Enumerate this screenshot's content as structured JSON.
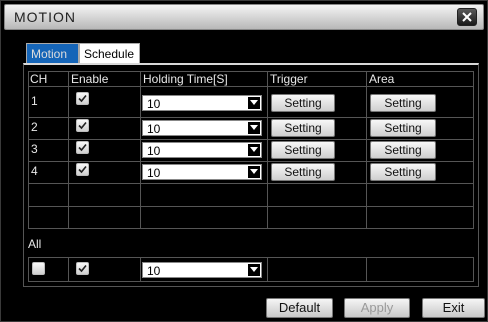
{
  "window": {
    "title": "MOTION"
  },
  "tabs": [
    {
      "label": "Motion",
      "active": true
    },
    {
      "label": "Schedule",
      "active": false
    }
  ],
  "table": {
    "headers": [
      "CH",
      "Enable",
      "Holding Time[S]",
      "Trigger",
      "Area"
    ],
    "rows": [
      {
        "ch": "1",
        "enabled": true,
        "holding_time": "10",
        "trigger_label": "Setting",
        "area_label": "Setting"
      },
      {
        "ch": "2",
        "enabled": true,
        "holding_time": "10",
        "trigger_label": "Setting",
        "area_label": "Setting"
      },
      {
        "ch": "3",
        "enabled": true,
        "holding_time": "10",
        "trigger_label": "Setting",
        "area_label": "Setting"
      },
      {
        "ch": "4",
        "enabled": true,
        "holding_time": "10",
        "trigger_label": "Setting",
        "area_label": "Setting"
      }
    ]
  },
  "all": {
    "label": "All",
    "select_all_checked": false,
    "enable_checked": true,
    "holding_time": "10"
  },
  "footer": {
    "default_label": "Default",
    "apply_label": "Apply",
    "exit_label": "Exit"
  },
  "colors": {
    "active_tab": "#1565b8",
    "background": "#000000"
  }
}
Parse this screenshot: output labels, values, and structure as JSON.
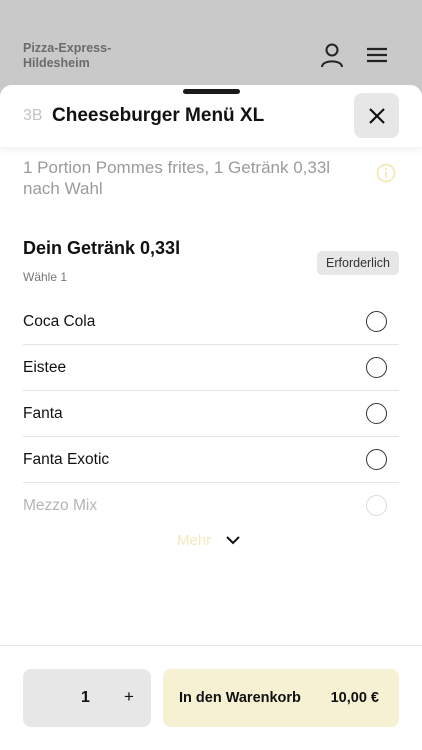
{
  "background": {
    "restaurant_name_line1": "Pizza-Express-",
    "restaurant_name_line2": "Hildesheim",
    "icons": [
      "user-icon",
      "menu-icon"
    ]
  },
  "item": {
    "number": "3B",
    "title": "Cheeseburger Menü XL",
    "description": "1 Portion Pommes frites, 1 Getränk 0,33l nach Wahl"
  },
  "section": {
    "title": "Dein Getränk 0,33l",
    "subtitle": "Wähle 1",
    "badge": "Erforderlich",
    "options": [
      {
        "label": "Coca Cola"
      },
      {
        "label": "Eistee"
      },
      {
        "label": "Fanta"
      },
      {
        "label": "Fanta Exotic"
      },
      {
        "label": "Mezzo Mix"
      }
    ],
    "more_label": "Mehr"
  },
  "footer": {
    "quantity": "1",
    "plus": "+",
    "cart_label": "In den Warenkorb",
    "price": "10,00 €"
  },
  "colors": {
    "accent": "#f6f1d3",
    "info_icon": "#f0e6a8"
  }
}
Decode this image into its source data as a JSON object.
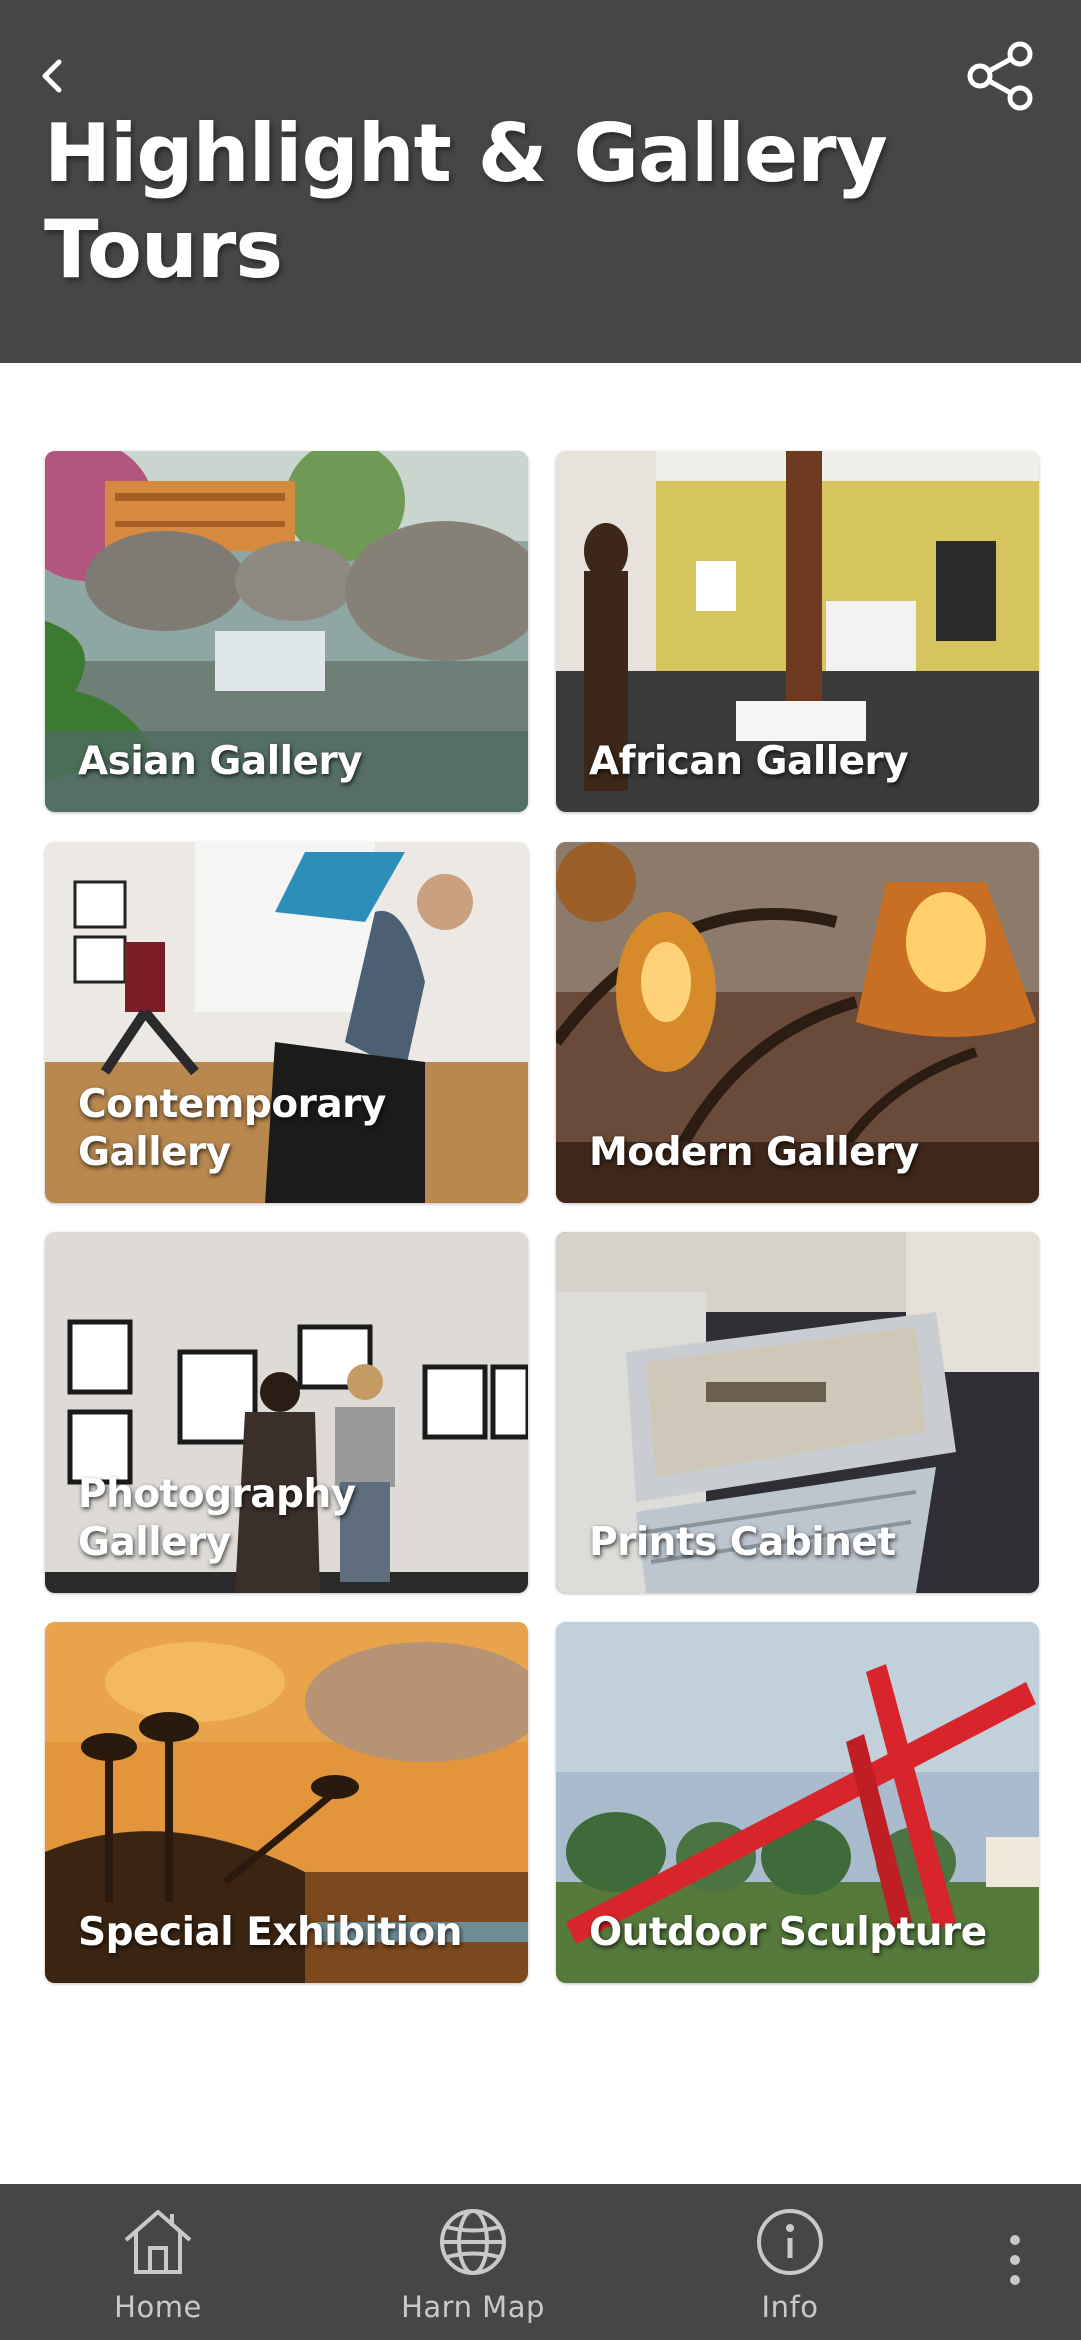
{
  "header": {
    "title": "Highlight & Gallery Tours",
    "back_icon": "chevron-left-icon",
    "share_icon": "share-icon",
    "background": "#464646"
  },
  "tiles": [
    {
      "label": "Asian Gallery",
      "scene": "asian-garden"
    },
    {
      "label": "African Gallery",
      "scene": "african-hall"
    },
    {
      "label": "Contemporary Gallery",
      "scene": "contemporary-dance"
    },
    {
      "label": "Modern Gallery",
      "scene": "modern-lamps"
    },
    {
      "label": "Photography Gallery",
      "scene": "photography-wall"
    },
    {
      "label": "Prints Cabinet",
      "scene": "prints-drawer"
    },
    {
      "label": "Special Exhibition",
      "scene": "special-sunset"
    },
    {
      "label": "Outdoor Sculpture",
      "scene": "outdoor-red-sculpture"
    }
  ],
  "bottom_nav": {
    "items": [
      {
        "label": "Home",
        "icon": "home-icon"
      },
      {
        "label": "Harn Map",
        "icon": "globe-icon"
      },
      {
        "label": "Info",
        "icon": "info-icon"
      }
    ],
    "more_icon": "more-vertical-icon"
  }
}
::::::
### EXERCISE DESCRIPTION
Retype the data above exactly; pictures are not part of the copy.

### WRITTEN RESPONSE
Enumerate this screenshot's content as structured JSON.
{
  "window": {
    "title": "MOTION"
  },
  "tabs": [
    {
      "label": "Motion",
      "active": true
    },
    {
      "label": "Schedule",
      "active": false
    }
  ],
  "table": {
    "headers": [
      "CH",
      "Enable",
      "Holding Time[S]",
      "Trigger",
      "Area"
    ],
    "rows": [
      {
        "ch": "1",
        "enabled": true,
        "holding_time": "10",
        "trigger_label": "Setting",
        "area_label": "Setting"
      },
      {
        "ch": "2",
        "enabled": true,
        "holding_time": "10",
        "trigger_label": "Setting",
        "area_label": "Setting"
      },
      {
        "ch": "3",
        "enabled": true,
        "holding_time": "10",
        "trigger_label": "Setting",
        "area_label": "Setting"
      },
      {
        "ch": "4",
        "enabled": true,
        "holding_time": "10",
        "trigger_label": "Setting",
        "area_label": "Setting"
      }
    ]
  },
  "all": {
    "label": "All",
    "select_all_checked": false,
    "enable_checked": true,
    "holding_time": "10"
  },
  "footer": {
    "default_label": "Default",
    "apply_label": "Apply",
    "exit_label": "Exit"
  },
  "colors": {
    "active_tab": "#1565b8",
    "background": "#000000"
  }
}
Parse this screenshot: output labels, values, and structure as JSON.
{
  "background": {
    "restaurant_name_line1": "Pizza-Express-",
    "restaurant_name_line2": "Hildesheim",
    "icons": [
      "user-icon",
      "menu-icon"
    ]
  },
  "item": {
    "number": "3B",
    "title": "Cheeseburger Menü XL",
    "description": "1 Portion Pommes frites, 1 Getränk 0,33l nach Wahl"
  },
  "section": {
    "title": "Dein Getränk 0,33l",
    "subtitle": "Wähle 1",
    "badge": "Erforderlich",
    "options": [
      {
        "label": "Coca Cola"
      },
      {
        "label": "Eistee"
      },
      {
        "label": "Fanta"
      },
      {
        "label": "Fanta Exotic"
      },
      {
        "label": "Mezzo Mix"
      }
    ],
    "more_label": "Mehr"
  },
  "footer": {
    "quantity": "1",
    "plus": "+",
    "cart_label": "In den Warenkorb",
    "price": "10,00 €"
  },
  "colors": {
    "accent": "#f6f1d3",
    "info_icon": "#f0e6a8"
  }
}
Decode this image into its source data as a JSON object.
{
  "header": {
    "title": "Highlight & Gallery Tours",
    "back_icon": "chevron-left-icon",
    "share_icon": "share-icon",
    "background": "#464646"
  },
  "tiles": [
    {
      "label": "Asian Gallery",
      "scene": "asian-garden"
    },
    {
      "label": "African Gallery",
      "scene": "african-hall"
    },
    {
      "label": "Contemporary Gallery",
      "scene": "contemporary-dance"
    },
    {
      "label": "Modern Gallery",
      "scene": "modern-lamps"
    },
    {
      "label": "Photography Gallery",
      "scene": "photography-wall"
    },
    {
      "label": "Prints Cabinet",
      "scene": "prints-drawer"
    },
    {
      "label": "Special Exhibition",
      "scene": "special-sunset"
    },
    {
      "label": "Outdoor Sculpture",
      "scene": "outdoor-red-sculpture"
    }
  ],
  "bottom_nav": {
    "items": [
      {
        "label": "Home",
        "icon": "home-icon"
      },
      {
        "label": "Harn Map",
        "icon": "globe-icon"
      },
      {
        "label": "Info",
        "icon": "info-icon"
      }
    ],
    "more_icon": "more-vertical-icon"
  }
}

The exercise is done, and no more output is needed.